Task objective: Search the records below for the word "Яуза". Pull out each line that has it.

Extracted information:
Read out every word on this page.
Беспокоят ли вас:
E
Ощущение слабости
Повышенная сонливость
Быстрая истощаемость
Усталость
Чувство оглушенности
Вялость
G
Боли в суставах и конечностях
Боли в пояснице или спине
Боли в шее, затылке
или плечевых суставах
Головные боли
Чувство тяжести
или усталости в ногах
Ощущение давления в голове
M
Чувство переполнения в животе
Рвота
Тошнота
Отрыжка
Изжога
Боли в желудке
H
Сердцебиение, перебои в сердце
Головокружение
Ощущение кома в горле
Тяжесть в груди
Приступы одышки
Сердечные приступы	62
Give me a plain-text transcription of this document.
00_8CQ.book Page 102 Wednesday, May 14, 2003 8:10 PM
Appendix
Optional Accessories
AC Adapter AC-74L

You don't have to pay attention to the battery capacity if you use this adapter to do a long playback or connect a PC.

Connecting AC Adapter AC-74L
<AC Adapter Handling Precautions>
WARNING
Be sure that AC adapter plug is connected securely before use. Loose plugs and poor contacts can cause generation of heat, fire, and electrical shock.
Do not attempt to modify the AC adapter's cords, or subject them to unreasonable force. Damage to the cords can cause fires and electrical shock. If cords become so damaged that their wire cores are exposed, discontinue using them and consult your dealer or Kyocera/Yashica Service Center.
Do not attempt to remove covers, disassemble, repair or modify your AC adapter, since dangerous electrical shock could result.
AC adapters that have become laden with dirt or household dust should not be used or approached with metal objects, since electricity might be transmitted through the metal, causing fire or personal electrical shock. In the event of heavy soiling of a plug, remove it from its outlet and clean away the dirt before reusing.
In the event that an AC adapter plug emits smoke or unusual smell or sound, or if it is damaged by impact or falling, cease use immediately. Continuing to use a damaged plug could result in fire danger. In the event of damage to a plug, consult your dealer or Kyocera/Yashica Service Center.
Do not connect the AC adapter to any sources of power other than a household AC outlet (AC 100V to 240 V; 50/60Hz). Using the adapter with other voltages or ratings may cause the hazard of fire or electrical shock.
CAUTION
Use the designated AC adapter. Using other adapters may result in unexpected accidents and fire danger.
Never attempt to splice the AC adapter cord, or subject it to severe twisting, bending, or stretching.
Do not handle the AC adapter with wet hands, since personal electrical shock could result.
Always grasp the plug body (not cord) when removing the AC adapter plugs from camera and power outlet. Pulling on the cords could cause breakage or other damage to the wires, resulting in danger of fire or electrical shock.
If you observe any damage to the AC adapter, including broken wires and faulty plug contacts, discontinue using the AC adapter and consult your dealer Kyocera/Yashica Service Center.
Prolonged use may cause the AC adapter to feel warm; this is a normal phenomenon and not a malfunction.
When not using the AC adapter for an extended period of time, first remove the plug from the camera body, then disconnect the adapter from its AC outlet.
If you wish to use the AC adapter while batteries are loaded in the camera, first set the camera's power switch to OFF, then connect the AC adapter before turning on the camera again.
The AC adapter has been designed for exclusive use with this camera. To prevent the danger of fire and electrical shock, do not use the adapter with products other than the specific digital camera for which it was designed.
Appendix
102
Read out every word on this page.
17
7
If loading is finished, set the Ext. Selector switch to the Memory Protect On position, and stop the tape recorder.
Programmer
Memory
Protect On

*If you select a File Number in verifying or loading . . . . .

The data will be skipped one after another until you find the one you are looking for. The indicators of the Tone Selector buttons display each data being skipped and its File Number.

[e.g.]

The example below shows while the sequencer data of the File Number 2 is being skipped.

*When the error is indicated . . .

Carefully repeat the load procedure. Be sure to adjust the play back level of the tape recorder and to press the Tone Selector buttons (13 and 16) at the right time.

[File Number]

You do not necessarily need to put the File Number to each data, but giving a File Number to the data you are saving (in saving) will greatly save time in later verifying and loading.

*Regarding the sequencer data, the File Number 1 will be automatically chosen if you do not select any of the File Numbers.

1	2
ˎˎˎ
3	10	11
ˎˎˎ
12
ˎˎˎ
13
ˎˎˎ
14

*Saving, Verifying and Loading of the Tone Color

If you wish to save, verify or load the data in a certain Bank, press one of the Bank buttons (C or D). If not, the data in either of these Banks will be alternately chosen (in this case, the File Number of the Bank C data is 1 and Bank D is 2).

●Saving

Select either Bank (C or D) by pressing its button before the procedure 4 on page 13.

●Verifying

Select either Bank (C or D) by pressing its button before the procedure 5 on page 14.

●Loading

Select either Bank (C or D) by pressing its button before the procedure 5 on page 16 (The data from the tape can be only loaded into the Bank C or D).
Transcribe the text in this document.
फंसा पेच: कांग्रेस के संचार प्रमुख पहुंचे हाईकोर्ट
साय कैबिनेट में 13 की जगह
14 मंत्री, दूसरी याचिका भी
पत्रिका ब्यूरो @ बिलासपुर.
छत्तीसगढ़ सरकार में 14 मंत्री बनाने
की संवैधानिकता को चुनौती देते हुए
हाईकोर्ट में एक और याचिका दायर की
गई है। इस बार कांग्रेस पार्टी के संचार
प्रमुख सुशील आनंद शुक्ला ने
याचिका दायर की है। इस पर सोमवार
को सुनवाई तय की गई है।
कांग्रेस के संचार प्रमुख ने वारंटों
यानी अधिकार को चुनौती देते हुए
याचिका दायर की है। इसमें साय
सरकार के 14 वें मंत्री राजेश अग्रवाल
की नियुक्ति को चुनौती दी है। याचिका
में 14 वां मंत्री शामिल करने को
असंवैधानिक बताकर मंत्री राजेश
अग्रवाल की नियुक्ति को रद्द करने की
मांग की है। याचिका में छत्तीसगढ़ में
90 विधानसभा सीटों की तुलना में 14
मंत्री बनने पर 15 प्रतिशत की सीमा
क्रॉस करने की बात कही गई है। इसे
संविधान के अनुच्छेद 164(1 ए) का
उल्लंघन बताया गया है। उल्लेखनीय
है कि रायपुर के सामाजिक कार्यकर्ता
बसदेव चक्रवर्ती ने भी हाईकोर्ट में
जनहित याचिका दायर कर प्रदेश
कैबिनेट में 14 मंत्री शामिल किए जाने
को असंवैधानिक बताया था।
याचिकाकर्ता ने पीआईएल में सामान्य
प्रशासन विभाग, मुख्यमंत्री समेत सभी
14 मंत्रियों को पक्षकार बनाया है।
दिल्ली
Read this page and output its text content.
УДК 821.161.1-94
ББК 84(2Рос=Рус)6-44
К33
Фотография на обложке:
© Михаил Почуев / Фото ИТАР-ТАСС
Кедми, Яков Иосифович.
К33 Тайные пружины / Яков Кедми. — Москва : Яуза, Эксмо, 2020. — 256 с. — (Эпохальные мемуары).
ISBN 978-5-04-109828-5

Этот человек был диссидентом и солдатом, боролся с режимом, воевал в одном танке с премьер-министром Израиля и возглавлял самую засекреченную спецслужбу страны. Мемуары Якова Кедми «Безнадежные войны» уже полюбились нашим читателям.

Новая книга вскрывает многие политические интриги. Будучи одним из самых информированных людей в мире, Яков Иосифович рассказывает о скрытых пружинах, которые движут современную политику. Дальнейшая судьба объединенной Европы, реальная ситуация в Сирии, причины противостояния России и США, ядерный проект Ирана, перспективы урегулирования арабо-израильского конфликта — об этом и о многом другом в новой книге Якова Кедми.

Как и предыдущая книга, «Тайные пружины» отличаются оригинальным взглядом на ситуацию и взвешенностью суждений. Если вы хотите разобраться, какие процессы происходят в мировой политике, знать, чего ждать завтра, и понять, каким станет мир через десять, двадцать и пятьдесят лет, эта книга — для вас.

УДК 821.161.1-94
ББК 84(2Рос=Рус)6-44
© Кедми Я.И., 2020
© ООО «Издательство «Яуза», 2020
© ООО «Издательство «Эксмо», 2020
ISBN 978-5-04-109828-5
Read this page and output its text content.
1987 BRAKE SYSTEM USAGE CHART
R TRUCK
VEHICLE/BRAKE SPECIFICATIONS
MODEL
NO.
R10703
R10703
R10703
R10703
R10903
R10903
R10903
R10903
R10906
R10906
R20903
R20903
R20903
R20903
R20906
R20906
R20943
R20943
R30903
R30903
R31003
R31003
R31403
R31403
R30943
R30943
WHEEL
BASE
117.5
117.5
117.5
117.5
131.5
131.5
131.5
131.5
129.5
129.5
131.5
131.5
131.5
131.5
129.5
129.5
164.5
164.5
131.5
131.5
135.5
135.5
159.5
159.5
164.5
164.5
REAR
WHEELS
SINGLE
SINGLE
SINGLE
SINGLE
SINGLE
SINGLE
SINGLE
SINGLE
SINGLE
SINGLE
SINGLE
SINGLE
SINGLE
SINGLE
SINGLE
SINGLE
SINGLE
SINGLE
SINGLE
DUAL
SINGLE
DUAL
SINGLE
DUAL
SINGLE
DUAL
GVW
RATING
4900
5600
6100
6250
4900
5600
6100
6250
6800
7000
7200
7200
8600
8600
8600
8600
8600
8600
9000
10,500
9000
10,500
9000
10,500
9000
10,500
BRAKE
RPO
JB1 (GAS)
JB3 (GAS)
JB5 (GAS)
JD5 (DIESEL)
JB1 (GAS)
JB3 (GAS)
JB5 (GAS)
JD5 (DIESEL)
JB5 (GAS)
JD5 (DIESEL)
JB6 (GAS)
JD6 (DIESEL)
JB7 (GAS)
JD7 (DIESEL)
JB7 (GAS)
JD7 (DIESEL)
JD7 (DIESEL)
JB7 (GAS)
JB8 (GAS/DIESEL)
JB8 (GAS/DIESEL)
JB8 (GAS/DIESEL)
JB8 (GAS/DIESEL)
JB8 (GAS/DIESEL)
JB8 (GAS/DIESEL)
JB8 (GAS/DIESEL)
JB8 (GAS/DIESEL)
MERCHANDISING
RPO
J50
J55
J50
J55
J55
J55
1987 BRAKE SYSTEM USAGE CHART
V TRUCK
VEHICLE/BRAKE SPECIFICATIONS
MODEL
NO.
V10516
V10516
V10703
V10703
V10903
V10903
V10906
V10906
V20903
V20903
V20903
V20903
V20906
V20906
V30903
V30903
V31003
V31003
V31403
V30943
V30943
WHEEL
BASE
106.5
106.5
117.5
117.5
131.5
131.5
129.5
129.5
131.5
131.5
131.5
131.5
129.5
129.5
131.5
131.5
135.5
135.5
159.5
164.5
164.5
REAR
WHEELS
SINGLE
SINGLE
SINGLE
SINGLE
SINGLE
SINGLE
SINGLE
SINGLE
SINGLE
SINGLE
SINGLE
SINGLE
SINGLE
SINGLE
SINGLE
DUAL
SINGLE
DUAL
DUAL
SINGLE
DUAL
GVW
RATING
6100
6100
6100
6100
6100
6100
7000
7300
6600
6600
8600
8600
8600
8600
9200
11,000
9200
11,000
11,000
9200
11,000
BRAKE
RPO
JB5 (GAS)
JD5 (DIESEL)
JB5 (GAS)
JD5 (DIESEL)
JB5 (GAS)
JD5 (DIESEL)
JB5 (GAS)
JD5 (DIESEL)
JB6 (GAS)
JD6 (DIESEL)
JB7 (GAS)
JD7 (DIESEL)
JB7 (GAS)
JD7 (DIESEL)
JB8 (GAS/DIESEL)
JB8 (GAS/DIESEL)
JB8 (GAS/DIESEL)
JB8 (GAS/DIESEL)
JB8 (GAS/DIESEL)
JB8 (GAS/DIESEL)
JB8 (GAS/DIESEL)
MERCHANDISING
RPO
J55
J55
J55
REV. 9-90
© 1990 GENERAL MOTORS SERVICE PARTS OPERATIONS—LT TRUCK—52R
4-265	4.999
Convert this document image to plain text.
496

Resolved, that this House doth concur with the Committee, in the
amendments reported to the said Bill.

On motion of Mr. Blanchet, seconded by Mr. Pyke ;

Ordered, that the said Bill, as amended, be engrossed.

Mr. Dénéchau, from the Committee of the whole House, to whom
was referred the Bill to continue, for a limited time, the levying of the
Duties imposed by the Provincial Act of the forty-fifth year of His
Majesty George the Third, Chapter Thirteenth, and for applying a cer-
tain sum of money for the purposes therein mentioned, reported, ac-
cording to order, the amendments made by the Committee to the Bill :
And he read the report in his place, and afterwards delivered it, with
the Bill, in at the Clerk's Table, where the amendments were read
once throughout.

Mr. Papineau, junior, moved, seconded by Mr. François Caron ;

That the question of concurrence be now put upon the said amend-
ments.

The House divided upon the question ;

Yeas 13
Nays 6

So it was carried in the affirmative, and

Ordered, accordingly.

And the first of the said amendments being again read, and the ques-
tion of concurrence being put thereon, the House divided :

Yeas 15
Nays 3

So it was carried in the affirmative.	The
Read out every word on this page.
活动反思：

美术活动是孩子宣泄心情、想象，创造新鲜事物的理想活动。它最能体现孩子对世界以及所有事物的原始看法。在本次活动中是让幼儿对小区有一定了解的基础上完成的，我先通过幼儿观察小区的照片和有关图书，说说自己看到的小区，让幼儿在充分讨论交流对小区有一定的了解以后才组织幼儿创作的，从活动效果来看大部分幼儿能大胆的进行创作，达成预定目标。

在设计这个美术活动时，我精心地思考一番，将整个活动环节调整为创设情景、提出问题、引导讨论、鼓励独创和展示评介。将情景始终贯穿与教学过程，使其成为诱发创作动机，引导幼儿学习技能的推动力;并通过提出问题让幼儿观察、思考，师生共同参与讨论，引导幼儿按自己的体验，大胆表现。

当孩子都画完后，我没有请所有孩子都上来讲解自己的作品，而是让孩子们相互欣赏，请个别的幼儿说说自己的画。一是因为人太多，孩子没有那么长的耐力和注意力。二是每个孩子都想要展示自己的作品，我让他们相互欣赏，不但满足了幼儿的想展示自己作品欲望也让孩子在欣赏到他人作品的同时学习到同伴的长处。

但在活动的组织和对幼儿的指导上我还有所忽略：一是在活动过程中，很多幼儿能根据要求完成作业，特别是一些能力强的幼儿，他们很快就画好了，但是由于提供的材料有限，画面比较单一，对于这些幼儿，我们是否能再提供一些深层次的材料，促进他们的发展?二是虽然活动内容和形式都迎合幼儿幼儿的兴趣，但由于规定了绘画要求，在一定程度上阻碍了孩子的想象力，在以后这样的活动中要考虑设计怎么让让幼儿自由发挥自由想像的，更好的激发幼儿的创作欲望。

Answer to the task:
К33 Тайные пружины / Яков Кедми. — Москва : Яуза, Эксмо, 2020. — 256 с. — (Эпохальные мемуары).
© ООО «Издательство «Яуза», 2020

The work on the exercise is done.